Print the whole listing exactly.

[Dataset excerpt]

• • • • • • •

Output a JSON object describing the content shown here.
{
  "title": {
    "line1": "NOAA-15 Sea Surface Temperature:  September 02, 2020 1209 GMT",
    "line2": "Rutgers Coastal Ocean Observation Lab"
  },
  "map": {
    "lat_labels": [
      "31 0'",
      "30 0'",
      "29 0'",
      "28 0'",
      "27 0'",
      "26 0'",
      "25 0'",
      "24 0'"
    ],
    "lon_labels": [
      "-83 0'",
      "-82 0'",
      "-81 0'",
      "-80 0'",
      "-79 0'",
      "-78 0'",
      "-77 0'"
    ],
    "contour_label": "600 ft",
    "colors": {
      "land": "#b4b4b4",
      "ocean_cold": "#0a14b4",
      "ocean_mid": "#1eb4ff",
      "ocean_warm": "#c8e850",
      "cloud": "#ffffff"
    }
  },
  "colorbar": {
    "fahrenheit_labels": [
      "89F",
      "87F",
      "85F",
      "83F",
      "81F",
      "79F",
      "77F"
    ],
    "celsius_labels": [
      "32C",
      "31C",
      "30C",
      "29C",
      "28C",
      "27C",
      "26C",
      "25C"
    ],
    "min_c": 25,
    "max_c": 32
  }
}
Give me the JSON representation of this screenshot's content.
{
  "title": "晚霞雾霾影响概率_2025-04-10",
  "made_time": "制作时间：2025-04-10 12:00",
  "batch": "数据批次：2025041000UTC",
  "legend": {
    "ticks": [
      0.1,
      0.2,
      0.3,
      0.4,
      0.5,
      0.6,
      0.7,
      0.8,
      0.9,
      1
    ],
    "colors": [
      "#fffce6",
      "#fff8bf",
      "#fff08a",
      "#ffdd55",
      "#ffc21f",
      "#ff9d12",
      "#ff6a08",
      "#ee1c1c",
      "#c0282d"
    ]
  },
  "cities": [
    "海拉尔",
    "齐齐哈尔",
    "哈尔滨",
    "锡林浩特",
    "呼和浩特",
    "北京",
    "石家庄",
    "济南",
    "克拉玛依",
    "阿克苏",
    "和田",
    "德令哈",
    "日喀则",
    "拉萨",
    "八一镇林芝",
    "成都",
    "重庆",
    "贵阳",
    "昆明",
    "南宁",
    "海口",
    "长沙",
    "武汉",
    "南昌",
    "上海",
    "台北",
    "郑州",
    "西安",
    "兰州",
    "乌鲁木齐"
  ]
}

• • • • • • •

• _RESPONSE BELOW_
Output a JSON object describing the content shown here.
{
  "title": {
    "line1": "NOAA-15 Sea Surface Temperature:  September 02, 2020 1209 GMT",
    "line2": "Rutgers Coastal Ocean Observation Lab"
  },
  "map": {
    "lat_labels": [
      "31 0'",
      "30 0'",
      "29 0'",
      "28 0'",
      "27 0'",
      "26 0'",
      "25 0'",
      "24 0'"
    ],
    "lon_labels": [
      "-83 0'",
      "-82 0'",
      "-81 0'",
      "-80 0'",
      "-79 0'",
      "-78 0'",
      "-77 0'"
    ],
    "contour_label": "600 ft",
    "colors": {
      "land": "#b4b4b4",
      "ocean_cold": "#0a14b4",
      "ocean_mid": "#1eb4ff",
      "ocean_warm": "#c8e850",
      "cloud": "#ffffff"
    }
  },
  "colorbar": {
    "fahrenheit_labels": [
      "89F",
      "87F",
      "85F",
      "83F",
      "81F",
      "79F",
      "77F"
    ],
    "celsius_labels": [
      "32C",
      "31C",
      "30C",
      "29C",
      "28C",
      "27C",
      "26C",
      "25C"
    ],
    "min_c": 25,
    "max_c": 32
  }
}
Give me the JSON representation of this screenshot's content.
{
  "title": "晚霞雾霾影响概率_2025-04-10",
  "made_time": "制作时间：2025-04-10 12:00",
  "batch": "数据批次：2025041000UTC",
  "legend": {
    "ticks": [
      0.1,
      0.2,
      0.3,
      0.4,
      0.5,
      0.6,
      0.7,
      0.8,
      0.9,
      1
    ],
    "colors": [
      "#fffce6",
      "#fff8bf",
      "#fff08a",
      "#ffdd55",
      "#ffc21f",
      "#ff9d12",
      "#ff6a08",
      "#ee1c1c",
      "#c0282d"
    ]
  },
  "cities": [
    "海拉尔",
    "齐齐哈尔",
    "哈尔滨",
    "锡林浩特",
    "呼和浩特",
    "北京",
    "石家庄",
    "济南",
    "克拉玛依",
    "阿克苏",
    "和田",
    "德令哈",
    "日喀则",
    "拉萨",
    "八一镇林芝",
    "成都",
    "重庆",
    "贵阳",
    "昆明",
    "南宁",
    "海口",
    "长沙",
    "武汉",
    "南昌",
    "上海",
    "台北",
    "郑州",
    "西安",
    "兰州",
    "乌鲁木齐"
  ]
}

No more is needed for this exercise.